WHAT NEEDS TO BE DONE:
Copy the following records verbatim, covering every one of them.

SUPPLIED DATA:

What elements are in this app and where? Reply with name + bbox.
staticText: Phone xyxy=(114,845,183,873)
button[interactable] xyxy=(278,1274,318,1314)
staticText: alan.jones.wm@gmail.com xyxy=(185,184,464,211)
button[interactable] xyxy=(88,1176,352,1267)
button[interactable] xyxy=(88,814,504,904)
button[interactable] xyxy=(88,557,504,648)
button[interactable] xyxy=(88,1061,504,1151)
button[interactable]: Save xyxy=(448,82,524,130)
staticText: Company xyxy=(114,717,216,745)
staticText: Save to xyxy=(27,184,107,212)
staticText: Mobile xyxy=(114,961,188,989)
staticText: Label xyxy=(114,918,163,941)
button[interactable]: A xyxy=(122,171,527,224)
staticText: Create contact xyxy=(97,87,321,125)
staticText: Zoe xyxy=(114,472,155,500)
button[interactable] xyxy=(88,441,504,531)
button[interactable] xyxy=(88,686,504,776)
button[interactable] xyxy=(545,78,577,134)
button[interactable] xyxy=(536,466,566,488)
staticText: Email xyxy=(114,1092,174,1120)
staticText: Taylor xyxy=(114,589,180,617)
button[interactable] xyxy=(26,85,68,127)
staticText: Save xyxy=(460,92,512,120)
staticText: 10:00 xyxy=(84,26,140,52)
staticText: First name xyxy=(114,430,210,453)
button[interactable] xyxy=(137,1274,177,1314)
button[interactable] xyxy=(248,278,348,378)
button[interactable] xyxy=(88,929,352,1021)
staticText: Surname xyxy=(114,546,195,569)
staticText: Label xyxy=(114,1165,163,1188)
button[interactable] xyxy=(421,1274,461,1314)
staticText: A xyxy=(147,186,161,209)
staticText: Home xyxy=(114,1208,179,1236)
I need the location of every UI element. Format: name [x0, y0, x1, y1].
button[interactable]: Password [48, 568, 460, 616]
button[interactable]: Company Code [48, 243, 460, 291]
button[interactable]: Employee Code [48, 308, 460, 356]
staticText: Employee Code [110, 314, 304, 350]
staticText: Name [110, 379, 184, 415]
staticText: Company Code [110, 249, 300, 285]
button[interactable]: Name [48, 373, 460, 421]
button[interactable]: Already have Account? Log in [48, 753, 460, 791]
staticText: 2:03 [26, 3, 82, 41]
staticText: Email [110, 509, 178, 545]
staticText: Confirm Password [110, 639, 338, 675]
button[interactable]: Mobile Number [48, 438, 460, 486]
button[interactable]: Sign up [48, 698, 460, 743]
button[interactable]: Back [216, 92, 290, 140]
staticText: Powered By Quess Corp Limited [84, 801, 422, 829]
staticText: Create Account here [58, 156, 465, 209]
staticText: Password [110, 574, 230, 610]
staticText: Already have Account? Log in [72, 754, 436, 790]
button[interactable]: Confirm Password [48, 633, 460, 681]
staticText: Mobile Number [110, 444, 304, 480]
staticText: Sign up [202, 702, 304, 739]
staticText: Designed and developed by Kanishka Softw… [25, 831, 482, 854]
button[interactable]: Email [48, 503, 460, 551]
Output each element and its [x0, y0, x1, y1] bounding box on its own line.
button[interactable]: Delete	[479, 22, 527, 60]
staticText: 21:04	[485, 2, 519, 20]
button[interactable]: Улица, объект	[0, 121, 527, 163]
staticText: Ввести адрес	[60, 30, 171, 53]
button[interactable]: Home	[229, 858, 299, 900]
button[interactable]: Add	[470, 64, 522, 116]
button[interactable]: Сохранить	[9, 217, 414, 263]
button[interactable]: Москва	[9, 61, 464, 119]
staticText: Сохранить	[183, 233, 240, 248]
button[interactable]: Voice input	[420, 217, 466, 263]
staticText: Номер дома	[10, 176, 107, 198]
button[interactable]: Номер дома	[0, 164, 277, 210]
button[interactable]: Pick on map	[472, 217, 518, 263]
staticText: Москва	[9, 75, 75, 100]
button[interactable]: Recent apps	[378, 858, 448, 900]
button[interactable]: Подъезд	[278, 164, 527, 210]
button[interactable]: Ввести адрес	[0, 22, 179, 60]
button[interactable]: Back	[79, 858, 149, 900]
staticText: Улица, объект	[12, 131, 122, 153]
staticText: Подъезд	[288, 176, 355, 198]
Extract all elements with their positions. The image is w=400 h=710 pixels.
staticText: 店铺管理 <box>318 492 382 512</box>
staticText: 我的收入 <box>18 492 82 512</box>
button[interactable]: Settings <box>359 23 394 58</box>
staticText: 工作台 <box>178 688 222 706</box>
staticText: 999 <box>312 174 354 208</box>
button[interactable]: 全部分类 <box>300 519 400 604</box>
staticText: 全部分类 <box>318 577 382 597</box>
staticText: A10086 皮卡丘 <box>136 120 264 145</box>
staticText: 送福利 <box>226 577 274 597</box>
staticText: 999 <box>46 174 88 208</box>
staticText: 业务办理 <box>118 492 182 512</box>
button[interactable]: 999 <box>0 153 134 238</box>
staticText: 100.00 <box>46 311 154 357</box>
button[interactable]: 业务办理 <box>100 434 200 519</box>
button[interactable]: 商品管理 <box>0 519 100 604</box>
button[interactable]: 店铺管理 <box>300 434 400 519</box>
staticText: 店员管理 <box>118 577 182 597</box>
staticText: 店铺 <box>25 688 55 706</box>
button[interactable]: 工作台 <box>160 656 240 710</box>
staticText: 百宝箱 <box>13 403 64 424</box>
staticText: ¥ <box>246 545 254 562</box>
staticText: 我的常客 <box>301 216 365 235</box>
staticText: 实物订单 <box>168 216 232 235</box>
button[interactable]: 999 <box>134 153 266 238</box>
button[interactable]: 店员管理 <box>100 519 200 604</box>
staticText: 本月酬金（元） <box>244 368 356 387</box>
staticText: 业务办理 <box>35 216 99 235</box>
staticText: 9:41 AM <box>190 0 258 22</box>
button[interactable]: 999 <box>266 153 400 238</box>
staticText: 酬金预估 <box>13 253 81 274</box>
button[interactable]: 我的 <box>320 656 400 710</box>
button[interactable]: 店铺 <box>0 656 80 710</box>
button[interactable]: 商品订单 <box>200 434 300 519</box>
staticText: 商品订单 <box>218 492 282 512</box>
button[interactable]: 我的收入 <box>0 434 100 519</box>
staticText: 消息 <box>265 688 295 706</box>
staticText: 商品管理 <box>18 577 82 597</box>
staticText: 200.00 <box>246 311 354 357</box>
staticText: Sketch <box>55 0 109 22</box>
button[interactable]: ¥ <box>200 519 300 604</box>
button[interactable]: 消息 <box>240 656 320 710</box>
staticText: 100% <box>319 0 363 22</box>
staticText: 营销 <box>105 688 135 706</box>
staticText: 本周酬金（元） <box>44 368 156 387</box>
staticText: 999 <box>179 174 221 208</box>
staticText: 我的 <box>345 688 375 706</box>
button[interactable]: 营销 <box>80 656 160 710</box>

TASK ANSWER:
What elements are in this app and where? Reply with name + bbox.
staticText: Phone xyxy=(114,845,183,873)
button[interactable] xyxy=(278,1274,318,1314)
staticText: alan.jones.wm@gmail.com xyxy=(185,184,464,211)
button[interactable] xyxy=(88,1176,352,1267)
button[interactable] xyxy=(88,814,504,904)
button[interactable] xyxy=(88,557,504,648)
button[interactable] xyxy=(88,1061,504,1151)
button[interactable]: Save xyxy=(448,82,524,130)
staticText: Company xyxy=(114,717,216,745)
staticText: Save to xyxy=(27,184,107,212)
staticText: Mobile xyxy=(114,961,188,989)
staticText: Label xyxy=(114,918,163,941)
button[interactable]: A xyxy=(122,171,527,224)
staticText: Create contact xyxy=(97,87,321,125)
staticText: Zoe xyxy=(114,472,155,500)
button[interactable] xyxy=(88,441,504,531)
button[interactable] xyxy=(88,686,504,776)
button[interactable] xyxy=(545,78,577,134)
button[interactable] xyxy=(536,466,566,488)
staticText: Email xyxy=(114,1092,174,1120)
staticText: Taylor xyxy=(114,589,180,617)
button[interactable] xyxy=(26,85,68,127)
staticText: Save xyxy=(460,92,512,120)
staticText: 10:00 xyxy=(84,26,140,52)
staticText: First name xyxy=(114,430,210,453)
button[interactable] xyxy=(137,1274,177,1314)
button[interactable] xyxy=(248,278,348,378)
button[interactable] xyxy=(88,929,352,1021)
staticText: Surname xyxy=(114,546,195,569)
staticText: Label xyxy=(114,1165,163,1188)
button[interactable] xyxy=(421,1274,461,1314)
staticText: A xyxy=(147,186,161,209)
staticText: Home xyxy=(114,1208,179,1236)
I need the location of every UI element. Format: name [x0, y0, x1, y1].
button[interactable]: Password [48, 568, 460, 616]
button[interactable]: Company Code [48, 243, 460, 291]
button[interactable]: Employee Code [48, 308, 460, 356]
staticText: Employee Code [110, 314, 304, 350]
staticText: Name [110, 379, 184, 415]
staticText: Company Code [110, 249, 300, 285]
button[interactable]: Name [48, 373, 460, 421]
button[interactable]: Already have Account? Log in [48, 753, 460, 791]
staticText: 2:03 [26, 3, 82, 41]
staticText: Email [110, 509, 178, 545]
staticText: Confirm Password [110, 639, 338, 675]
button[interactable]: Mobile Number [48, 438, 460, 486]
button[interactable]: Sign up [48, 698, 460, 743]
button[interactable]: Back [216, 92, 290, 140]
staticText: Powered By Quess Corp Limited [84, 801, 422, 829]
staticText: Create Account here [58, 156, 465, 209]
staticText: Password [110, 574, 230, 610]
staticText: Already have Account? Log in [72, 754, 436, 790]
button[interactable]: Confirm Password [48, 633, 460, 681]
staticText: Mobile Number [110, 444, 304, 480]
staticText: Sign up [202, 702, 304, 739]
staticText: Designed and developed by Kanishka Softw… [25, 831, 482, 854]
button[interactable]: Email [48, 503, 460, 551]
Output each element and its [x0, y0, x1, y1] bounding box on its own line.
button[interactable]: Delete	[479, 22, 527, 60]
staticText: 21:04	[485, 2, 519, 20]
button[interactable]: Улица, объект	[0, 121, 527, 163]
staticText: Ввести адрес	[60, 30, 171, 53]
button[interactable]: Home	[229, 858, 299, 900]
button[interactable]: Add	[470, 64, 522, 116]
button[interactable]: Сохранить	[9, 217, 414, 263]
button[interactable]: Москва	[9, 61, 464, 119]
staticText: Сохранить	[183, 233, 240, 248]
button[interactable]: Voice input	[420, 217, 466, 263]
staticText: Номер дома	[10, 176, 107, 198]
button[interactable]: Номер дома	[0, 164, 277, 210]
button[interactable]: Pick on map	[472, 217, 518, 263]
staticText: Москва	[9, 75, 75, 100]
button[interactable]: Recent apps	[378, 858, 448, 900]
button[interactable]: Подъезд	[278, 164, 527, 210]
button[interactable]: Ввести адрес	[0, 22, 179, 60]
button[interactable]: Back	[79, 858, 149, 900]
staticText: Улица, объект	[12, 131, 122, 153]
staticText: Подъезд	[288, 176, 355, 198]
Extract all elements with their positions. The image is w=400 h=710 pixels.
staticText: 店铺管理 <box>318 492 382 512</box>
staticText: 我的收入 <box>18 492 82 512</box>
button[interactable]: Settings <box>359 23 394 58</box>
staticText: 工作台 <box>178 688 222 706</box>
staticText: 999 <box>312 174 354 208</box>
button[interactable]: 全部分类 <box>300 519 400 604</box>
staticText: 全部分类 <box>318 577 382 597</box>
staticText: A10086 皮卡丘 <box>136 120 264 145</box>
staticText: 送福利 <box>226 577 274 597</box>
staticText: 999 <box>46 174 88 208</box>
staticText: 业务办理 <box>118 492 182 512</box>
button[interactable]: 999 <box>0 153 134 238</box>
staticText: 100.00 <box>46 311 154 357</box>
button[interactable]: 业务办理 <box>100 434 200 519</box>
button[interactable]: 商品管理 <box>0 519 100 604</box>
button[interactable]: 店铺管理 <box>300 434 400 519</box>
staticText: 店员管理 <box>118 577 182 597</box>
staticText: 店铺 <box>25 688 55 706</box>
button[interactable]: 工作台 <box>160 656 240 710</box>
staticText: 百宝箱 <box>13 403 64 424</box>
staticText: ¥ <box>246 545 254 562</box>
staticText: 我的常客 <box>301 216 365 235</box>
staticText: 实物订单 <box>168 216 232 235</box>
button[interactable]: 999 <box>134 153 266 238</box>
button[interactable]: 店员管理 <box>100 519 200 604</box>
staticText: 本月酬金（元） <box>244 368 356 387</box>
staticText: 业务办理 <box>35 216 99 235</box>
staticText: 9:41 AM <box>190 0 258 22</box>
button[interactable]: 999 <box>266 153 400 238</box>
staticText: 酬金预估 <box>13 253 81 274</box>
button[interactable]: 我的 <box>320 656 400 710</box>
button[interactable]: 店铺 <box>0 656 80 710</box>
button[interactable]: 商品订单 <box>200 434 300 519</box>
staticText: 商品订单 <box>218 492 282 512</box>
button[interactable]: 我的收入 <box>0 434 100 519</box>
staticText: 消息 <box>265 688 295 706</box>
staticText: 商品管理 <box>18 577 82 597</box>
staticText: 200.00 <box>246 311 354 357</box>
staticText: Sketch <box>55 0 109 22</box>
button[interactable]: ¥ <box>200 519 300 604</box>
button[interactable]: 消息 <box>240 656 320 710</box>
staticText: 100% <box>319 0 363 22</box>
staticText: 营销 <box>105 688 135 706</box>
staticText: 本周酬金（元） <box>44 368 156 387</box>
staticText: 999 <box>179 174 221 208</box>
staticText: 我的 <box>345 688 375 706</box>
button[interactable]: 营销 <box>80 656 160 710</box>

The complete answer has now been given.